** Opening Material for the task block **

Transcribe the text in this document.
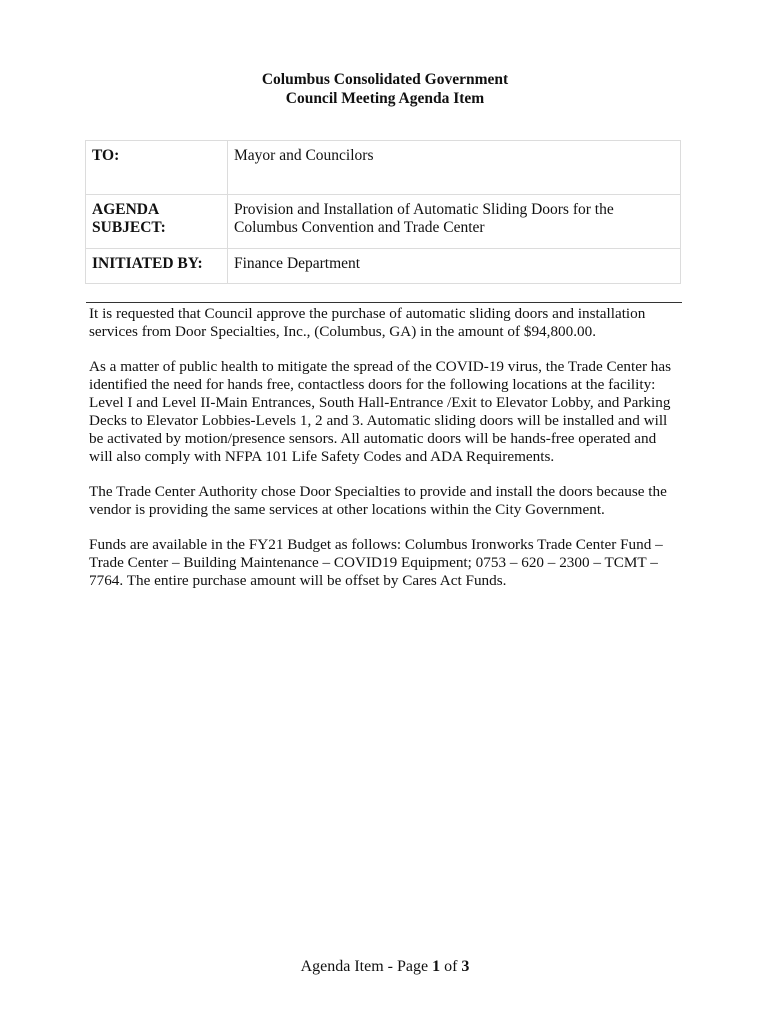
Columbus Consolidated Government
Council Meeting Agenda Item
TO:	Mayor and Councilors

AGENDA
SUBJECT:	Provision and Installation of Automatic Sliding Doors for the Columbus Convention and Trade Center
INITIATED BY:	Finance Department

It is requested that Council approve the purchase of automatic sliding doors and installation services from Door Specialties, Inc., (Columbus, GA) in the amount of $94,800.00.

As a matter of public health to mitigate the spread of the COVID-19 virus, the Trade Center has identified the need for hands free, contactless doors for the following locations at the facility: Level I and Level II-Main Entrances, South Hall-Entrance /Exit to Elevator Lobby, and Parking Decks to Elevator Lobbies-Levels 1, 2 and 3. Automatic sliding doors will be installed and will be activated by motion/presence sensors. All automatic doors will be hands-free operated and will also comply with NFPA 101 Life Safety Codes and ADA Requirements.

The Trade Center Authority chose Door Specialties to provide and install the doors because the vendor is providing the same services at other locations within the City Government.

Funds are available in the FY21 Budget as follows: Columbus Ironworks Trade Center Fund – Trade Center – Building Maintenance – COVID19 Equipment; 0753 – 620 – 2300 – TCMT – 7764. The entire purchase amount will be offset by Cares Act Funds.

Agenda Item - Page 1 of 3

** Closing Material for the task block **

• _What the task requires_
Lines above that include the string "Item" need to be copied.

• _The answer_
Council Meeting Agenda Item
Agenda Item - Page 1 of 3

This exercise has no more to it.